TASK DETAILS: Copy out every line of the data exactly.

DATASET EXCERPTS:
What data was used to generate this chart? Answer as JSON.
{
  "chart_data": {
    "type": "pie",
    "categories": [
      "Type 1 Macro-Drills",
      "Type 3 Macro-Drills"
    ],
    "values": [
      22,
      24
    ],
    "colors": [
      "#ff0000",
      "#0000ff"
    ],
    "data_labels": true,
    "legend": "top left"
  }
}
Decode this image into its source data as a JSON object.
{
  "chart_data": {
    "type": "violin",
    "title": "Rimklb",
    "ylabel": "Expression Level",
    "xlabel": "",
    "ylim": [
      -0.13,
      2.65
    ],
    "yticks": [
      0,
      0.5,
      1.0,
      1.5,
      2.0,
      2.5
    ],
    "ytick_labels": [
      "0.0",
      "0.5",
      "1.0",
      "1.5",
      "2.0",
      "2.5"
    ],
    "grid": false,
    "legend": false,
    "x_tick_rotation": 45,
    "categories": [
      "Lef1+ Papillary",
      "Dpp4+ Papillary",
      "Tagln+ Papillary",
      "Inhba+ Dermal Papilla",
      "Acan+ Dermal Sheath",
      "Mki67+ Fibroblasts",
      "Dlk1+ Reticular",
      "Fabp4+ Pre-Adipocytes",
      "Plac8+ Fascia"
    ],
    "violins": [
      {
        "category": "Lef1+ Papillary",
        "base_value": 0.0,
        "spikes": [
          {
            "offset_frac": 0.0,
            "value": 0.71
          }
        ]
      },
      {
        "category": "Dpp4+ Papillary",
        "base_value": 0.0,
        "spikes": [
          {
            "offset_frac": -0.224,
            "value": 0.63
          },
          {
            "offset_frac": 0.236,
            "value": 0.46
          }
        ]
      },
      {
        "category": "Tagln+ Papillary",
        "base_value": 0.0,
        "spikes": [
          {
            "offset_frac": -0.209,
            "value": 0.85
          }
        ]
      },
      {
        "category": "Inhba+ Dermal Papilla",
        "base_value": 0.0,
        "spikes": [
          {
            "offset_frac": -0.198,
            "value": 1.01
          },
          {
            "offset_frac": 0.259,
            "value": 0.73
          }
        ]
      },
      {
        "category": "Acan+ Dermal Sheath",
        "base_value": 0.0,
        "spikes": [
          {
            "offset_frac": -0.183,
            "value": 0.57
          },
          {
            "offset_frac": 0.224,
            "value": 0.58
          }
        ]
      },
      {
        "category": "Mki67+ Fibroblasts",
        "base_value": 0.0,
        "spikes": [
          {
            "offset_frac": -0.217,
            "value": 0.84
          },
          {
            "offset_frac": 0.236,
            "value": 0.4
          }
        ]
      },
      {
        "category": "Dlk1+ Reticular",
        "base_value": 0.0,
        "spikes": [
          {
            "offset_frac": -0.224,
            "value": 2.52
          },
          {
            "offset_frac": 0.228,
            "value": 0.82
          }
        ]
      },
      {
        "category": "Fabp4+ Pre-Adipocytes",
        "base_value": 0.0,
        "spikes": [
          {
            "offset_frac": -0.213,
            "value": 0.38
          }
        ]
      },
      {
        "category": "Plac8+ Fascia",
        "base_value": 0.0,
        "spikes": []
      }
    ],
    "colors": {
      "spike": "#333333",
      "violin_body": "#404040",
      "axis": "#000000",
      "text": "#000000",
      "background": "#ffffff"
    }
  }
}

THE RESULT:
What data was used to generate this chart? Answer as JSON.
{
  "chart_data": {
    "type": "pie",
    "categories": [
      "Type 1 Macro-Drills",
      "Type 3 Macro-Drills"
    ],
    "values": [
      22,
      24
    ],
    "colors": [
      "#ff0000",
      "#0000ff"
    ],
    "data_labels": true,
    "legend": "top left"
  }
}
Decode this image into its source data as a JSON object.
{
  "chart_data": {
    "type": "violin",
    "title": "Rimklb",
    "ylabel": "Expression Level",
    "xlabel": "",
    "ylim": [
      -0.13,
      2.65
    ],
    "yticks": [
      0,
      0.5,
      1.0,
      1.5,
      2.0,
      2.5
    ],
    "ytick_labels": [
      "0.0",
      "0.5",
      "1.0",
      "1.5",
      "2.0",
      "2.5"
    ],
    "grid": false,
    "legend": false,
    "x_tick_rotation": 45,
    "categories": [
      "Lef1+ Papillary",
      "Dpp4+ Papillary",
      "Tagln+ Papillary",
      "Inhba+ Dermal Papilla",
      "Acan+ Dermal Sheath",
      "Mki67+ Fibroblasts",
      "Dlk1+ Reticular",
      "Fabp4+ Pre-Adipocytes",
      "Plac8+ Fascia"
    ],
    "violins": [
      {
        "category": "Lef1+ Papillary",
        "base_value": 0.0,
        "spikes": [
          {
            "offset_frac": 0.0,
            "value": 0.71
          }
        ]
      },
      {
        "category": "Dpp4+ Papillary",
        "base_value": 0.0,
        "spikes": [
          {
            "offset_frac": -0.224,
            "value": 0.63
          },
          {
            "offset_frac": 0.236,
            "value": 0.46
          }
        ]
      },
      {
        "category": "Tagln+ Papillary",
        "base_value": 0.0,
        "spikes": [
          {
            "offset_frac": -0.209,
            "value": 0.85
          }
        ]
      },
      {
        "category": "Inhba+ Dermal Papilla",
        "base_value": 0.0,
        "spikes": [
          {
            "offset_frac": -0.198,
            "value": 1.01
          },
          {
            "offset_frac": 0.259,
            "value": 0.73
          }
        ]
      },
      {
        "category": "Acan+ Dermal Sheath",
        "base_value": 0.0,
        "spikes": [
          {
            "offset_frac": -0.183,
            "value": 0.57
          },
          {
            "offset_frac": 0.224,
            "value": 0.58
          }
        ]
      },
      {
        "category": "Mki67+ Fibroblasts",
        "base_value": 0.0,
        "spikes": [
          {
            "offset_frac": -0.217,
            "value": 0.84
          },
          {
            "offset_frac": 0.236,
            "value": 0.4
          }
        ]
      },
      {
        "category": "Dlk1+ Reticular",
        "base_value": 0.0,
        "spikes": [
          {
            "offset_frac": -0.224,
            "value": 2.52
          },
          {
            "offset_frac": 0.228,
            "value": 0.82
          }
        ]
      },
      {
        "category": "Fabp4+ Pre-Adipocytes",
        "base_value": 0.0,
        "spikes": [
          {
            "offset_frac": -0.213,
            "value": 0.38
          }
        ]
      },
      {
        "category": "Plac8+ Fascia",
        "base_value": 0.0,
        "spikes": []
      }
    ],
    "colors": {
      "spike": "#333333",
      "violin_body": "#404040",
      "axis": "#000000",
      "text": "#000000",
      "background": "#ffffff"
    }
  }
}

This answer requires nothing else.